*Data rows*.
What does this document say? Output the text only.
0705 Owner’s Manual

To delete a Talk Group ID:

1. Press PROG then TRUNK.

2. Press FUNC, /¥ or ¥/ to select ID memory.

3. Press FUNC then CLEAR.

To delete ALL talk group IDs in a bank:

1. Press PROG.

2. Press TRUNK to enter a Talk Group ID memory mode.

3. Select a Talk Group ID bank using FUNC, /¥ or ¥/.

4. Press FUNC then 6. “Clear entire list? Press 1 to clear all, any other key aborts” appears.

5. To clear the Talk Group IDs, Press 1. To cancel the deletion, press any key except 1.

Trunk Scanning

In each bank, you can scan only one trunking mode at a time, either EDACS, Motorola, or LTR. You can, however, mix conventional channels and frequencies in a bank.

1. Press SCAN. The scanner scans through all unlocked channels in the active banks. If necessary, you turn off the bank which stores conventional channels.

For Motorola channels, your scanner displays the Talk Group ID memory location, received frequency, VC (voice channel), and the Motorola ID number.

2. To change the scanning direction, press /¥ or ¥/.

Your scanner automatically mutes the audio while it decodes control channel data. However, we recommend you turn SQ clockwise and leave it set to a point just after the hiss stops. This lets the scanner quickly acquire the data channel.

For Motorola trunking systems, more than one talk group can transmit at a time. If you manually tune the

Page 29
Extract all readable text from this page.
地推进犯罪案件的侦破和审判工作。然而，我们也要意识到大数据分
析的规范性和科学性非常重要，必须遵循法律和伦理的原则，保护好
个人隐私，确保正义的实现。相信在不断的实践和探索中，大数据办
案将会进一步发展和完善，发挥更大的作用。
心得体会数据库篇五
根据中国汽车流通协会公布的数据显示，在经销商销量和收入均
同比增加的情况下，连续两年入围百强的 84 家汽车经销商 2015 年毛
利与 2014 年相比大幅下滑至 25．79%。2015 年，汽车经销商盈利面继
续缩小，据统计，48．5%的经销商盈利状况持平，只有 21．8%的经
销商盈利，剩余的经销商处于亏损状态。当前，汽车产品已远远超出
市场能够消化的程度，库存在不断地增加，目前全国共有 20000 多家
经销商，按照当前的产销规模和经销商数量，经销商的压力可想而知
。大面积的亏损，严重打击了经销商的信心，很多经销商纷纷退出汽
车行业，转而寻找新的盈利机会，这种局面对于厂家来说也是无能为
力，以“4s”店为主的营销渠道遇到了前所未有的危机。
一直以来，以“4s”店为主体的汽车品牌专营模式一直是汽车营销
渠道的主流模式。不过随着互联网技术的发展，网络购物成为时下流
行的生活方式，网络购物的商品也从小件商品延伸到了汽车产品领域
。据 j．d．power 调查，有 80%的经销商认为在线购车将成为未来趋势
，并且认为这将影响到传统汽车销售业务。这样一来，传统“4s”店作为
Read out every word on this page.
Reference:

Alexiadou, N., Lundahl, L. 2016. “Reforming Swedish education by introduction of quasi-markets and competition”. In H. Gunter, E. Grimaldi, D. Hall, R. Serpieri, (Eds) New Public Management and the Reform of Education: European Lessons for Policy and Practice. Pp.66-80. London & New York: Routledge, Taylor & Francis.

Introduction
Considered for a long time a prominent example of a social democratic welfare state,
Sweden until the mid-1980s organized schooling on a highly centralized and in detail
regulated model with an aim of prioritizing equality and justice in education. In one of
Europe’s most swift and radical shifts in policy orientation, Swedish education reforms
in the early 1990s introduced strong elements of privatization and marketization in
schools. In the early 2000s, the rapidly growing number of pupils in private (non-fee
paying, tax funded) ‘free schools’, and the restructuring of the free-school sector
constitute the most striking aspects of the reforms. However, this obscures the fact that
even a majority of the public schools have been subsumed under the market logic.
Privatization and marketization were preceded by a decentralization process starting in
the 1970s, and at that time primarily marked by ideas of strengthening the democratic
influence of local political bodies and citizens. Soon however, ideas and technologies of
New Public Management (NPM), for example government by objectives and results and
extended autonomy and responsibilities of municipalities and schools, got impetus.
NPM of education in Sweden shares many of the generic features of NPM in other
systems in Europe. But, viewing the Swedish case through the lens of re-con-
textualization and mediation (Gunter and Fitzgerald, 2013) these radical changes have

*Aim of the exercise*. Tell how many lines include "most". The number is the whole answer.

*Result of the exercise*. 2